## START

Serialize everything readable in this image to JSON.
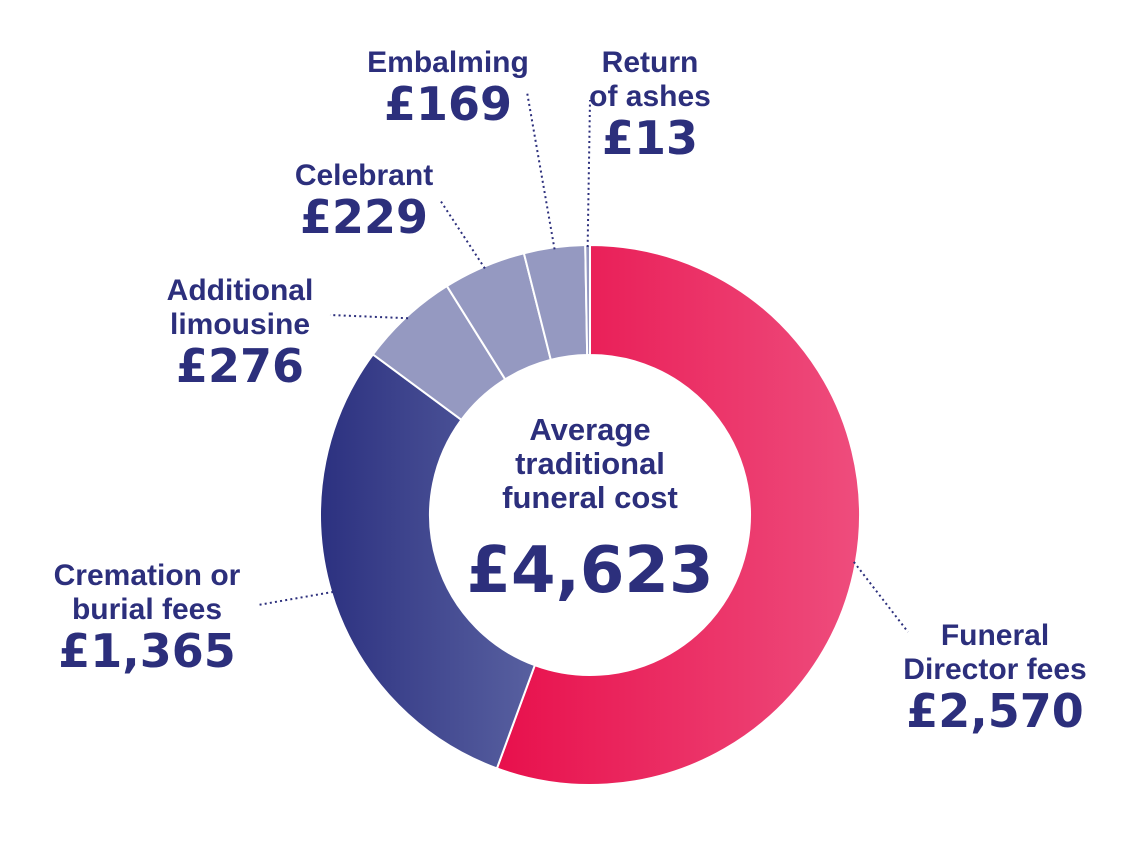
{
  "chart_data": {
    "type": "pie",
    "variant": "donut",
    "center": {
      "title_lines": [
        "Average",
        "traditional",
        "funeral cost"
      ],
      "total_label": "£4,623",
      "total": 4623
    },
    "slices": [
      {
        "key": "funeral-director-fees",
        "label_lines": [
          "Funeral",
          "Director fees"
        ],
        "value": 2570,
        "value_label": "£2,570",
        "color": "#e8104c",
        "color_end": "#ee4d7d"
      },
      {
        "key": "cremation-or-burial-fees",
        "label_lines": [
          "Cremation or",
          "burial fees"
        ],
        "value": 1365,
        "value_label": "£1,365",
        "color": "#2c3180",
        "color_end": "#5860a0"
      },
      {
        "key": "additional-limousine",
        "label_lines": [
          "Additional",
          "limousine"
        ],
        "value": 276,
        "value_label": "£276",
        "color": "#9599c1"
      },
      {
        "key": "celebrant",
        "label_lines": [
          "Celebrant"
        ],
        "value": 229,
        "value_label": "£229",
        "color": "#9599c1"
      },
      {
        "key": "embalming",
        "label_lines": [
          "Embalming"
        ],
        "value": 169,
        "value_label": "£169",
        "color": "#9599c1"
      },
      {
        "key": "return-of-ashes",
        "label_lines": [
          "Return",
          "of ashes"
        ],
        "value": 13,
        "value_label": "£13",
        "color": "#9599c1"
      }
    ],
    "text_color": "#2c2f7c"
  }
}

## END

#### Exercise brief:
In the records above, find each line with the word "fees" and copy it.

#### Worked solution:
        "key": "funeral-director-fees",
          "Director fees"
        "key": "cremation-or-burial-fees",
          "burial fees"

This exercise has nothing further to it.